— Start EXCERPTED DATA —

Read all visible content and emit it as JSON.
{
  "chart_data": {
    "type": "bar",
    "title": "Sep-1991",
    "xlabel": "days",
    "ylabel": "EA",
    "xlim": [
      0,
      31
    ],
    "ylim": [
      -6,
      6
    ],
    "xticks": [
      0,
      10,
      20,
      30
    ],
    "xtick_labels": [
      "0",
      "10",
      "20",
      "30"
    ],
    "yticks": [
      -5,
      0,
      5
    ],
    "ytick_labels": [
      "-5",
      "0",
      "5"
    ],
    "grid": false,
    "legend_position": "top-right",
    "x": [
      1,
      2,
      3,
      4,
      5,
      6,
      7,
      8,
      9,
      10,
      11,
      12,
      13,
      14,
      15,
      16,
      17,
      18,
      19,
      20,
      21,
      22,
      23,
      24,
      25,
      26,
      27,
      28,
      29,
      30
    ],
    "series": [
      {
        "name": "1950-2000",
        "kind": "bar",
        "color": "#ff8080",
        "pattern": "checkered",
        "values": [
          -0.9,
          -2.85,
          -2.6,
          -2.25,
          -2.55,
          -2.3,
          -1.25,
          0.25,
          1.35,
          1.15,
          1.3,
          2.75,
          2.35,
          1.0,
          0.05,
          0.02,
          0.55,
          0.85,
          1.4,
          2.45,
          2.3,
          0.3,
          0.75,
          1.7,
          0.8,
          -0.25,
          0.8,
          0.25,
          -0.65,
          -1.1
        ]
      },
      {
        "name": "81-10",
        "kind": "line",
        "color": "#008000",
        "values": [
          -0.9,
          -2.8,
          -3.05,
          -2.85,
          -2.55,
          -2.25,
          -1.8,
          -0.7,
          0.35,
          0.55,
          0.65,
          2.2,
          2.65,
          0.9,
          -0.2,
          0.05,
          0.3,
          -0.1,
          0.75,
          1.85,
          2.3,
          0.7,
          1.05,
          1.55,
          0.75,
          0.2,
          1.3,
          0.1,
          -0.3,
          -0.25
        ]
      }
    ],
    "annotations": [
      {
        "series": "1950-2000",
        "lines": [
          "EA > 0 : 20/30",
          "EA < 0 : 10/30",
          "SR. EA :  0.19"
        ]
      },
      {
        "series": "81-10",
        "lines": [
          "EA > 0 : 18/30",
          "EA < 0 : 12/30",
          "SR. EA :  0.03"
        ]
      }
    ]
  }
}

— End EXCERPTED DATA —

[THE TASK] Each line of the material above must be retyped precisely.

[CORRECT ANSWER]
Read all visible content and emit it as JSON.
{
  "chart_data": {
    "type": "bar",
    "title": "Sep-1991",
    "xlabel": "days",
    "ylabel": "EA",
    "xlim": [
      0,
      31
    ],
    "ylim": [
      -6,
      6
    ],
    "xticks": [
      0,
      10,
      20,
      30
    ],
    "xtick_labels": [
      "0",
      "10",
      "20",
      "30"
    ],
    "yticks": [
      -5,
      0,
      5
    ],
    "ytick_labels": [
      "-5",
      "0",
      "5"
    ],
    "grid": false,
    "legend_position": "top-right",
    "x": [
      1,
      2,
      3,
      4,
      5,
      6,
      7,
      8,
      9,
      10,
      11,
      12,
      13,
      14,
      15,
      16,
      17,
      18,
      19,
      20,
      21,
      22,
      23,
      24,
      25,
      26,
      27,
      28,
      29,
      30
    ],
    "series": [
      {
        "name": "1950-2000",
        "kind": "bar",
        "color": "#ff8080",
        "pattern": "checkered",
        "values": [
          -0.9,
          -2.85,
          -2.6,
          -2.25,
          -2.55,
          -2.3,
          -1.25,
          0.25,
          1.35,
          1.15,
          1.3,
          2.75,
          2.35,
          1.0,
          0.05,
          0.02,
          0.55,
          0.85,
          1.4,
          2.45,
          2.3,
          0.3,
          0.75,
          1.7,
          0.8,
          -0.25,
          0.8,
          0.25,
          -0.65,
          -1.1
        ]
      },
      {
        "name": "81-10",
        "kind": "line",
        "color": "#008000",
        "values": [
          -0.9,
          -2.8,
          -3.05,
          -2.85,
          -2.55,
          -2.25,
          -1.8,
          -0.7,
          0.35,
          0.55,
          0.65,
          2.2,
          2.65,
          0.9,
          -0.2,
          0.05,
          0.3,
          -0.1,
          0.75,
          1.85,
          2.3,
          0.7,
          1.05,
          1.55,
          0.75,
          0.2,
          1.3,
          0.1,
          -0.3,
          -0.25
        ]
      }
    ],
    "annotations": [
      {
        "series": "1950-2000",
        "lines": [
          "EA > 0 : 20/30",
          "EA < 0 : 10/30",
          "SR. EA :  0.19"
        ]
      },
      {
        "series": "81-10",
        "lines": [
          "EA > 0 : 18/30",
          "EA < 0 : 12/30",
          "SR. EA :  0.03"
        ]
      }
    ]
  }
}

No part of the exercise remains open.